§ Extracted data:
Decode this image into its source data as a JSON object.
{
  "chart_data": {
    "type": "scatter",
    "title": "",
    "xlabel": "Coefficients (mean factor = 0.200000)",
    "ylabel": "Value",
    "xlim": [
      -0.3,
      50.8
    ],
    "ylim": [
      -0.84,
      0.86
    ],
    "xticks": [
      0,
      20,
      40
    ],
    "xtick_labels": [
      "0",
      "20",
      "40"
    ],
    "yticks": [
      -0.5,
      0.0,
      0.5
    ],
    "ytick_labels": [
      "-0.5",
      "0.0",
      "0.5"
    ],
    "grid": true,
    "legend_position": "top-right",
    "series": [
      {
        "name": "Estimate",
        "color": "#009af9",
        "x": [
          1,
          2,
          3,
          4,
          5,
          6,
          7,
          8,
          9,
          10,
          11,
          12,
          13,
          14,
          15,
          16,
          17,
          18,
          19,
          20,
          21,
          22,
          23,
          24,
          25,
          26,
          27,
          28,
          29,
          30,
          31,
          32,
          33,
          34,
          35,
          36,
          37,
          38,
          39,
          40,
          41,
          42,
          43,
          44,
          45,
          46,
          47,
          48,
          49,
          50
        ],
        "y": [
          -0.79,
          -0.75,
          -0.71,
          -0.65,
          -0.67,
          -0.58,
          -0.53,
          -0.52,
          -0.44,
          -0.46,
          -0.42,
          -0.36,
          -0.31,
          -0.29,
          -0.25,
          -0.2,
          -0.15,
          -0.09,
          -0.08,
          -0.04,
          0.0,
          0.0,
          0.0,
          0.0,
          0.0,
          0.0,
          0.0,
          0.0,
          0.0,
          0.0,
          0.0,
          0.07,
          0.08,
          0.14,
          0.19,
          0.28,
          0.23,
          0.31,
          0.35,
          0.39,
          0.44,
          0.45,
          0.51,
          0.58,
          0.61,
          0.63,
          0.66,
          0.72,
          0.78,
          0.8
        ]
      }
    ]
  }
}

§ Written problem: Please reproduce all of the entries exactly as they stand.

§ Full solution:
Decode this image into its source data as a JSON object.
{
  "chart_data": {
    "type": "scatter",
    "title": "",
    "xlabel": "Coefficients (mean factor = 0.200000)",
    "ylabel": "Value",
    "xlim": [
      -0.3,
      50.8
    ],
    "ylim": [
      -0.84,
      0.86
    ],
    "xticks": [
      0,
      20,
      40
    ],
    "xtick_labels": [
      "0",
      "20",
      "40"
    ],
    "yticks": [
      -0.5,
      0.0,
      0.5
    ],
    "ytick_labels": [
      "-0.5",
      "0.0",
      "0.5"
    ],
    "grid": true,
    "legend_position": "top-right",
    "series": [
      {
        "name": "Estimate",
        "color": "#009af9",
        "x": [
          1,
          2,
          3,
          4,
          5,
          6,
          7,
          8,
          9,
          10,
          11,
          12,
          13,
          14,
          15,
          16,
          17,
          18,
          19,
          20,
          21,
          22,
          23,
          24,
          25,
          26,
          27,
          28,
          29,
          30,
          31,
          32,
          33,
          34,
          35,
          36,
          37,
          38,
          39,
          40,
          41,
          42,
          43,
          44,
          45,
          46,
          47,
          48,
          49,
          50
        ],
        "y": [
          -0.79,
          -0.75,
          -0.71,
          -0.65,
          -0.67,
          -0.58,
          -0.53,
          -0.52,
          -0.44,
          -0.46,
          -0.42,
          -0.36,
          -0.31,
          -0.29,
          -0.25,
          -0.2,
          -0.15,
          -0.09,
          -0.08,
          -0.04,
          0.0,
          0.0,
          0.0,
          0.0,
          0.0,
          0.0,
          0.0,
          0.0,
          0.0,
          0.0,
          0.0,
          0.07,
          0.08,
          0.14,
          0.19,
          0.28,
          0.23,
          0.31,
          0.35,
          0.39,
          0.44,
          0.45,
          0.51,
          0.58,
          0.61,
          0.63,
          0.66,
          0.72,
          0.78,
          0.8
        ]
      }
    ]
  }
}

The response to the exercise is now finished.